■ Set task
Where a line contains the word "this", copy that line in full.

***

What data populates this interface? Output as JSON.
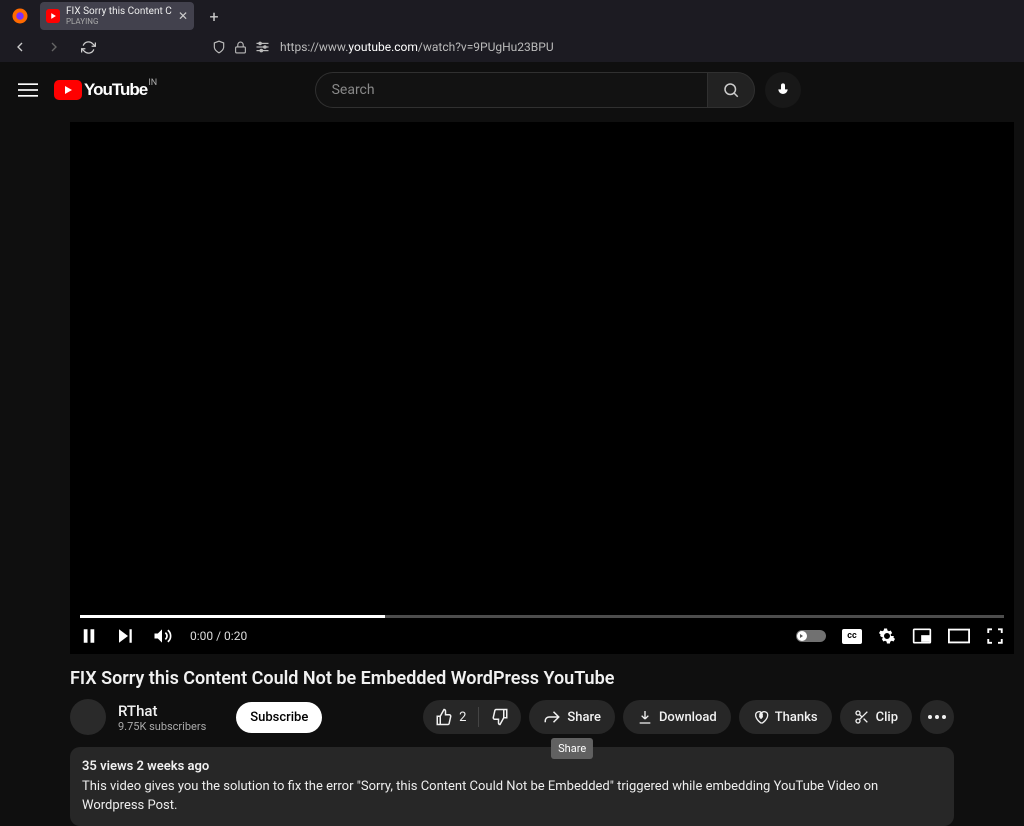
{
  "browser": {
    "tab": {
      "title": "FIX Sorry this Content Could N",
      "subtitle": "PLAYING"
    },
    "url_prefix": "https://www.",
    "url_domain": "youtube.com",
    "url_path": "/watch?v=9PUgHu23BPU"
  },
  "masthead": {
    "logo_text": "YouTube",
    "country": "IN",
    "search_placeholder": "Search"
  },
  "player": {
    "time": "0:00 / 0:20",
    "cc_label": "cc"
  },
  "video": {
    "title": "FIX Sorry this Content Could Not be Embedded WordPress YouTube"
  },
  "channel": {
    "name": "RThat",
    "subs": "9.75K subscribers",
    "subscribe_label": "Subscribe"
  },
  "actions": {
    "like_count": "2",
    "share": "Share",
    "download": "Download",
    "thanks": "Thanks",
    "clip": "Clip"
  },
  "tooltip": {
    "share": "Share"
  },
  "description": {
    "meta": "35 views  2 weeks ago",
    "text": "This video gives you the solution to fix the error \"Sorry, this Content Could Not be Embedded\" triggered while embedding YouTube Video on Wordpress Post."
  }
}
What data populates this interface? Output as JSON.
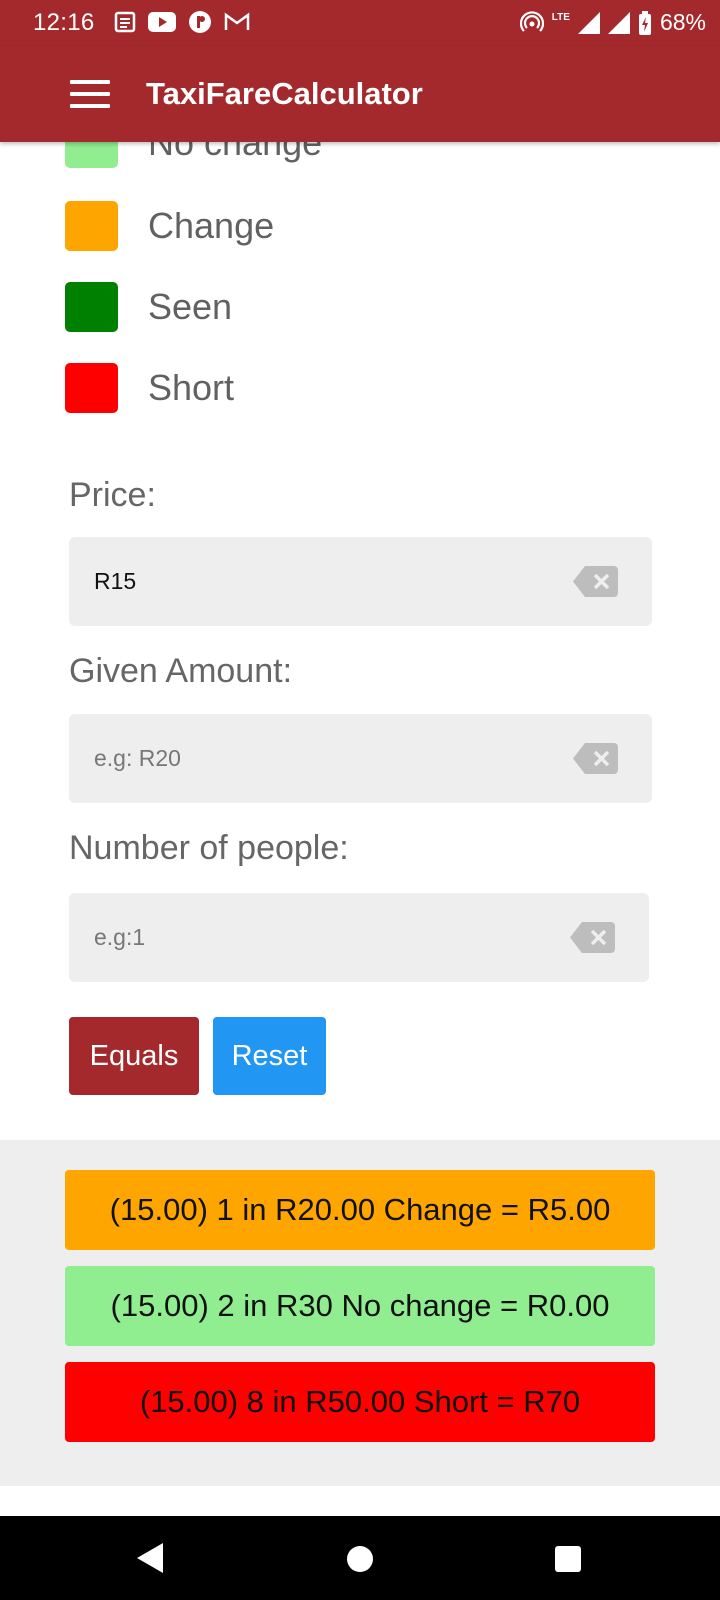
{
  "status_bar": {
    "time": "12:16",
    "battery": "68%",
    "network": "LTE"
  },
  "app_bar": {
    "title": "TaxiFareCalculator",
    "color": "#a4292c"
  },
  "legend": [
    {
      "label": "No change",
      "color": "#90ee90"
    },
    {
      "label": "Change",
      "color": "#ffa500"
    },
    {
      "label": "Seen",
      "color": "#008000"
    },
    {
      "label": "Short",
      "color": "#ff0000"
    }
  ],
  "form": {
    "price": {
      "label": "Price:",
      "value": "R15",
      "placeholder": ""
    },
    "given_amount": {
      "label": "Given Amount:",
      "value": "",
      "placeholder": "e.g: R20"
    },
    "people": {
      "label": "Number of people:",
      "value": "",
      "placeholder": "e.g:1"
    }
  },
  "buttons": {
    "equals": "Equals",
    "reset": "Reset"
  },
  "results": [
    {
      "text": "(15.00) 1 in R20.00 Change = R5.00",
      "color": "#ffa500"
    },
    {
      "text": "(15.00) 2 in R30 No change = R0.00",
      "color": "#90ee90"
    },
    {
      "text": "(15.00) 8 in R50.00 Short = R70",
      "color": "#ff0000"
    }
  ]
}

***

■ Output of the exercise
What data populates this interface? Output as JSON.
      "title": "FIX Sorry this Content Could N",
    "title": "FIX Sorry this Content Could Not be Embedded WordPress YouTube"
    "text": "This video gives you the solution to fix the error \"Sorry, this Content Could Not be Embedded\" triggered while embedding YouTube Video on Wordpress Post."
What data populates this interface? Output as JSON.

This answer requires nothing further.